> **YOUR OBJECTIVE**: Write out each record again exactly as it stands.

> **INFORMATION SUPPLIED**:
====================

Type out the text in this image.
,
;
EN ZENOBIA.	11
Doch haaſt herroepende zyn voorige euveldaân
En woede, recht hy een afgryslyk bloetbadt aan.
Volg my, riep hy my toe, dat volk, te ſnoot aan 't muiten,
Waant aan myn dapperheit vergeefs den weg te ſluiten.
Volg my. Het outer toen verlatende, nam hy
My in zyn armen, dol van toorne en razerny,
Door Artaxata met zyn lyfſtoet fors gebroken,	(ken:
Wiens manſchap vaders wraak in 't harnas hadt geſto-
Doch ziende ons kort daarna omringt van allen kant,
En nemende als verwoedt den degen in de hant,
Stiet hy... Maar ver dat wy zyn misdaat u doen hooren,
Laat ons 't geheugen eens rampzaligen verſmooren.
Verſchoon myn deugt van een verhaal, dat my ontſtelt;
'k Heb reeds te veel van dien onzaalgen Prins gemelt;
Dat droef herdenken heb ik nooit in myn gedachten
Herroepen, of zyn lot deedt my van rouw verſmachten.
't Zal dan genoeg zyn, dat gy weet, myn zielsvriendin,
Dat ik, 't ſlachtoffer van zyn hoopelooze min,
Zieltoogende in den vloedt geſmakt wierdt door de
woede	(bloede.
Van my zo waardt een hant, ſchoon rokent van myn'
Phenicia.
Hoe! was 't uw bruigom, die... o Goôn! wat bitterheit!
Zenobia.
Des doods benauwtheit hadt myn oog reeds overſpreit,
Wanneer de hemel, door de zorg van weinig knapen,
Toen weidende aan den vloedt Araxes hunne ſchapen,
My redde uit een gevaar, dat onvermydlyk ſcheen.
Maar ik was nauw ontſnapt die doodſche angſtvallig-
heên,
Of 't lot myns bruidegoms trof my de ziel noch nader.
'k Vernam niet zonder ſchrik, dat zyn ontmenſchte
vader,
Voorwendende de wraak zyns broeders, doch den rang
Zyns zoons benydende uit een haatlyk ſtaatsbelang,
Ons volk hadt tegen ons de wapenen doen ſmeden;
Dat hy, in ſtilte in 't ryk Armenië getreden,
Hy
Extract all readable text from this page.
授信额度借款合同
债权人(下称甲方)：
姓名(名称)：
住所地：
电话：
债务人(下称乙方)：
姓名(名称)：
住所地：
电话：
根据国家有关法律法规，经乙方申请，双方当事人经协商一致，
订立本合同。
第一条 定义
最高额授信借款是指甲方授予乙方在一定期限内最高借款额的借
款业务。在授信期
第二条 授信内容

====================

> **RESULT OF THIS EXERCISE**:
Type out the text in this image.
,
;
EN ZENOBIA.	11
Doch haaſt herroepende zyn voorige euveldaân
En woede, recht hy een afgryslyk bloetbadt aan.
Volg my, riep hy my toe, dat volk, te ſnoot aan 't muiten,
Waant aan myn dapperheit vergeefs den weg te ſluiten.
Volg my. Het outer toen verlatende, nam hy
My in zyn armen, dol van toorne en razerny,
Door Artaxata met zyn lyfſtoet fors gebroken,	(ken:
Wiens manſchap vaders wraak in 't harnas hadt geſto-
Doch ziende ons kort daarna omringt van allen kant,
En nemende als verwoedt den degen in de hant,
Stiet hy... Maar ver dat wy zyn misdaat u doen hooren,
Laat ons 't geheugen eens rampzaligen verſmooren.
Verſchoon myn deugt van een verhaal, dat my ontſtelt;
'k Heb reeds te veel van dien onzaalgen Prins gemelt;
Dat droef herdenken heb ik nooit in myn gedachten
Herroepen, of zyn lot deedt my van rouw verſmachten.
't Zal dan genoeg zyn, dat gy weet, myn zielsvriendin,
Dat ik, 't ſlachtoffer van zyn hoopelooze min,
Zieltoogende in den vloedt geſmakt wierdt door de
woede	(bloede.
Van my zo waardt een hant, ſchoon rokent van myn'
Phenicia.
Hoe! was 't uw bruigom, die... o Goôn! wat bitterheit!
Zenobia.
Des doods benauwtheit hadt myn oog reeds overſpreit,
Wanneer de hemel, door de zorg van weinig knapen,
Toen weidende aan den vloedt Araxes hunne ſchapen,
My redde uit een gevaar, dat onvermydlyk ſcheen.
Maar ik was nauw ontſnapt die doodſche angſtvallig-
heên,
Of 't lot myns bruidegoms trof my de ziel noch nader.
'k Vernam niet zonder ſchrik, dat zyn ontmenſchte
vader,
Voorwendende de wraak zyns broeders, doch den rang
Zyns zoons benydende uit een haatlyk ſtaatsbelang,
Ons volk hadt tegen ons de wapenen doen ſmeden;
Dat hy, in ſtilte in 't ryk Armenië getreden,
Hy
Extract all readable text from this page.
授信额度借款合同
债权人(下称甲方)：
姓名(名称)：
住所地：
电话：
债务人(下称乙方)：
姓名(名称)：
住所地：
电话：
根据国家有关法律法规，经乙方申请，双方当事人经协商一致，
订立本合同。
第一条 定义
最高额授信借款是指甲方授予乙方在一定期限内最高借款额的借
款业务。在授信期
第二条 授信内容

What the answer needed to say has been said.